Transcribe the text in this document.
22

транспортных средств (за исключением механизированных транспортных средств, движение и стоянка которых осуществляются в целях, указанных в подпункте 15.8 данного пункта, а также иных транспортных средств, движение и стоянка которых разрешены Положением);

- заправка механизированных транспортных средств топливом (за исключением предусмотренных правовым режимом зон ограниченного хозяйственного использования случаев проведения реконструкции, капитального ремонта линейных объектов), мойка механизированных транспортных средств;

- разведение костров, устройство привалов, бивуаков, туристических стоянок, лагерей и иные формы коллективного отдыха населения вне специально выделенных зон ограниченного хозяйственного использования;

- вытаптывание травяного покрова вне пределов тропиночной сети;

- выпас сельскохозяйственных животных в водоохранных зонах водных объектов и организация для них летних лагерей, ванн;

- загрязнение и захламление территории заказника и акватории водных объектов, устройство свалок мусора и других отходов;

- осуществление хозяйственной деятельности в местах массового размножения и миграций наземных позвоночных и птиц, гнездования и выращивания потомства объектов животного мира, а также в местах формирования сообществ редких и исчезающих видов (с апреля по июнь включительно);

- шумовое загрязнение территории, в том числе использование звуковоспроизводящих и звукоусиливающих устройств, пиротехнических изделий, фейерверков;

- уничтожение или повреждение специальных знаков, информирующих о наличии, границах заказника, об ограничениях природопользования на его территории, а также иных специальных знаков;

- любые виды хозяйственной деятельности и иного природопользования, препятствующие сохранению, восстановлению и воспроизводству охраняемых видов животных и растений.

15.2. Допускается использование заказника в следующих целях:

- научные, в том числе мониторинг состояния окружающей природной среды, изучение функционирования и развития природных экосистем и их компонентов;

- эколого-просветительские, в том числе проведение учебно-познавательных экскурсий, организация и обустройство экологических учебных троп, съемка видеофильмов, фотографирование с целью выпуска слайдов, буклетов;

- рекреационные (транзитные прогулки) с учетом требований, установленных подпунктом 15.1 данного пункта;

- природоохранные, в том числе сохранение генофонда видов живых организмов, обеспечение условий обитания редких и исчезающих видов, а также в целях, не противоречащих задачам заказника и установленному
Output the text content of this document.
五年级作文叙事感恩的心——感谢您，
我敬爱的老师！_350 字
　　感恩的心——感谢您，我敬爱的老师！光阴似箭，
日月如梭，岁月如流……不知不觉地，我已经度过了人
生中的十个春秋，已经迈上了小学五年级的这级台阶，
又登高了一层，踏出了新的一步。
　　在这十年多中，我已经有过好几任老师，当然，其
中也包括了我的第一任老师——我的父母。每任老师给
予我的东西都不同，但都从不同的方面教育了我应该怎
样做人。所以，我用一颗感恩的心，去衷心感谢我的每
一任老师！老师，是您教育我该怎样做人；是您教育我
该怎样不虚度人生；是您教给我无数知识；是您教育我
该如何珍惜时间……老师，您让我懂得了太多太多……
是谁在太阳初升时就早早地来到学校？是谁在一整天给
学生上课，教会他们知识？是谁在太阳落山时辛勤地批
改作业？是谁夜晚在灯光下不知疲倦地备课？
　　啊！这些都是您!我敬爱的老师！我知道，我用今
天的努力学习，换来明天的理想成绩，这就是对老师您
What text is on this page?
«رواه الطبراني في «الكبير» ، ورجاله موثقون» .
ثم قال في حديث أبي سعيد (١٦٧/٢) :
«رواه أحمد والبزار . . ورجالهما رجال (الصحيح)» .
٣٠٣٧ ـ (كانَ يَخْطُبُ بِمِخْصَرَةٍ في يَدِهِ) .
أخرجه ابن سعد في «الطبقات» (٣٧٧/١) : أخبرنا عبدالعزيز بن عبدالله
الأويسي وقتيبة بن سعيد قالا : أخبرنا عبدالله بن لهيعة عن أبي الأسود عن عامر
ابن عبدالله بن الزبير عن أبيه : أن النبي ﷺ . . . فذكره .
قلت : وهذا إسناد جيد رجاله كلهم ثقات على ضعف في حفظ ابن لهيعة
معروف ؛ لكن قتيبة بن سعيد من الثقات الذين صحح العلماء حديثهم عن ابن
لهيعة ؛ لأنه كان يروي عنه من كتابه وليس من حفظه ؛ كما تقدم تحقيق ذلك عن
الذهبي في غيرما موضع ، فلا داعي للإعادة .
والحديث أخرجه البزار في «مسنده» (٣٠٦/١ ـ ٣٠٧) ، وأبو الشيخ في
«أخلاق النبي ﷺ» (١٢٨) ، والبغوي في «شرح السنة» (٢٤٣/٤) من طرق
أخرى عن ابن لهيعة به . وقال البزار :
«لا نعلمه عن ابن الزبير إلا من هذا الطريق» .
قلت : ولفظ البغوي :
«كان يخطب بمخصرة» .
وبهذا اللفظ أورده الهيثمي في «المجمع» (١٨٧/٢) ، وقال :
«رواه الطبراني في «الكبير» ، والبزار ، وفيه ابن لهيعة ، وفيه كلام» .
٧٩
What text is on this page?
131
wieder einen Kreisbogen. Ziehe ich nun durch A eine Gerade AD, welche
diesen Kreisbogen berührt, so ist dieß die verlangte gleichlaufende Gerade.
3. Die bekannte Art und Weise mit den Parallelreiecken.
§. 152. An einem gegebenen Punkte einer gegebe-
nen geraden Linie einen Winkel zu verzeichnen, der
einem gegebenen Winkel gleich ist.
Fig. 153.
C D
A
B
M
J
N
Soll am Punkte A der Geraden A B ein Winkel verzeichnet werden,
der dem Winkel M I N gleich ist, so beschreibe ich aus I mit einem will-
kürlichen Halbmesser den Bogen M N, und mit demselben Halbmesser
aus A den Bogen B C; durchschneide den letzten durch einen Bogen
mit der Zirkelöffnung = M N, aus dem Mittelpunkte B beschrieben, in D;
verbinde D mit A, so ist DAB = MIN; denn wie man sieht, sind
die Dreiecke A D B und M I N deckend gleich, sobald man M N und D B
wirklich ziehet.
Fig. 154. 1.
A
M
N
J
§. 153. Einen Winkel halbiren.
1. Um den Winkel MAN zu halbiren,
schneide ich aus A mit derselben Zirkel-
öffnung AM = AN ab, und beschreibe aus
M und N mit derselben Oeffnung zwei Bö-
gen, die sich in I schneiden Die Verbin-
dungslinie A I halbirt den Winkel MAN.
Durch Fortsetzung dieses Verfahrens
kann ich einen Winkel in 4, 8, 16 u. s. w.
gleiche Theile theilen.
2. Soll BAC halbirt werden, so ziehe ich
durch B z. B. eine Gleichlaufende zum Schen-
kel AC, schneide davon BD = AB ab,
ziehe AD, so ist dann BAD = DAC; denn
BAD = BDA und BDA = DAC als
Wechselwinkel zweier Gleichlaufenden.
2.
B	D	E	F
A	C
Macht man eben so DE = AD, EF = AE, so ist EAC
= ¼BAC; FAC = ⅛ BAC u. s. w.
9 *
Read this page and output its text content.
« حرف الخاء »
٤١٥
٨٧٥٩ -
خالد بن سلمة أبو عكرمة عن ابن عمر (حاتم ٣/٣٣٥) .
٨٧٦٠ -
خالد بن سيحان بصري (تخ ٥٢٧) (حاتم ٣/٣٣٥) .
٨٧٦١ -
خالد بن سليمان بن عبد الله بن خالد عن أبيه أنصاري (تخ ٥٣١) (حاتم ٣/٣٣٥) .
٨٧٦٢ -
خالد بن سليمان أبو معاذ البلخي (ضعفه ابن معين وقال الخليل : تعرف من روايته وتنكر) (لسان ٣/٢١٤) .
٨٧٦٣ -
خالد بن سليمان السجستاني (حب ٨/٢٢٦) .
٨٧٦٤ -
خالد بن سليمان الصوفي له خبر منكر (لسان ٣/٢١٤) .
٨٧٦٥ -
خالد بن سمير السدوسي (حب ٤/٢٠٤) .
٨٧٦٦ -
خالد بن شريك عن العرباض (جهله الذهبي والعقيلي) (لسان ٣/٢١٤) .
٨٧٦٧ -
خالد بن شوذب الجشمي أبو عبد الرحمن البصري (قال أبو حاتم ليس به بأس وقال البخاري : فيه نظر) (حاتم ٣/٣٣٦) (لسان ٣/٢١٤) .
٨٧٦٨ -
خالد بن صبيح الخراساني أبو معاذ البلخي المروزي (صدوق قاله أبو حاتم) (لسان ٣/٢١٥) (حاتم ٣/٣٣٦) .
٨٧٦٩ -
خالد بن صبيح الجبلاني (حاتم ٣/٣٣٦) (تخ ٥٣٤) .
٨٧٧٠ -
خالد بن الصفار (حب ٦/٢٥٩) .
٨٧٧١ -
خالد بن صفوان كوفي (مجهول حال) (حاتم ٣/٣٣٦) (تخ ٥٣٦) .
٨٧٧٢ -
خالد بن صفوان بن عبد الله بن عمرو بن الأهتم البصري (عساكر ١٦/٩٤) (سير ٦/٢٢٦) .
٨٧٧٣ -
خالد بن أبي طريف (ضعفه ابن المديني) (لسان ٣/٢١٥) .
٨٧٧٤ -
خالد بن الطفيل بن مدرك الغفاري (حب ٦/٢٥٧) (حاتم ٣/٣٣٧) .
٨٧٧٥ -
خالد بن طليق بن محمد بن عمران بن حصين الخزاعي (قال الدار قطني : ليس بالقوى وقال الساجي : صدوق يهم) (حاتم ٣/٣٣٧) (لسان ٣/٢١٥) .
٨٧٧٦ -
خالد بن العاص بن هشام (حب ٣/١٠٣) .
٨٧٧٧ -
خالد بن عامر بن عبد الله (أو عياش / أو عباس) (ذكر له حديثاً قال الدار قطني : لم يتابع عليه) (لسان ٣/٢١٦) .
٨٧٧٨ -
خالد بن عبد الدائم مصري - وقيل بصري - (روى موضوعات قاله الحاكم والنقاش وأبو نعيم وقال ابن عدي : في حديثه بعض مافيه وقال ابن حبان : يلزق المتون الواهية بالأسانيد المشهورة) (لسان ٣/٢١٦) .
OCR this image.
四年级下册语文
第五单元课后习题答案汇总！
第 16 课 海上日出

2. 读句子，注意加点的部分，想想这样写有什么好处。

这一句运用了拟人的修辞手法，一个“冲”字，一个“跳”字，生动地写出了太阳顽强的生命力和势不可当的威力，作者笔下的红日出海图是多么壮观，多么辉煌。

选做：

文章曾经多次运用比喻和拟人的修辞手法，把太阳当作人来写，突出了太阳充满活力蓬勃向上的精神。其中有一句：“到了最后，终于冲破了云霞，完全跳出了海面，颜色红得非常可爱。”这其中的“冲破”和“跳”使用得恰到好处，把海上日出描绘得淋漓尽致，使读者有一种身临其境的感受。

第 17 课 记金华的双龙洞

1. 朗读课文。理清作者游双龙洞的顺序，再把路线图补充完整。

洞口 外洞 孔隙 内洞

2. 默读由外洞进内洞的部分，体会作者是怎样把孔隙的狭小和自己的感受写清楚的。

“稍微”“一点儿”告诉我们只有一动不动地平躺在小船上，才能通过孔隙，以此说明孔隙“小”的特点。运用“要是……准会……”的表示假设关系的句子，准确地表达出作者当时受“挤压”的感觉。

• • •

EXERCISE DETAILS: The answer is the number of lines in the preceding material that hold "иных"; write that number and nothing else.

WRITTEN ANSWER: 2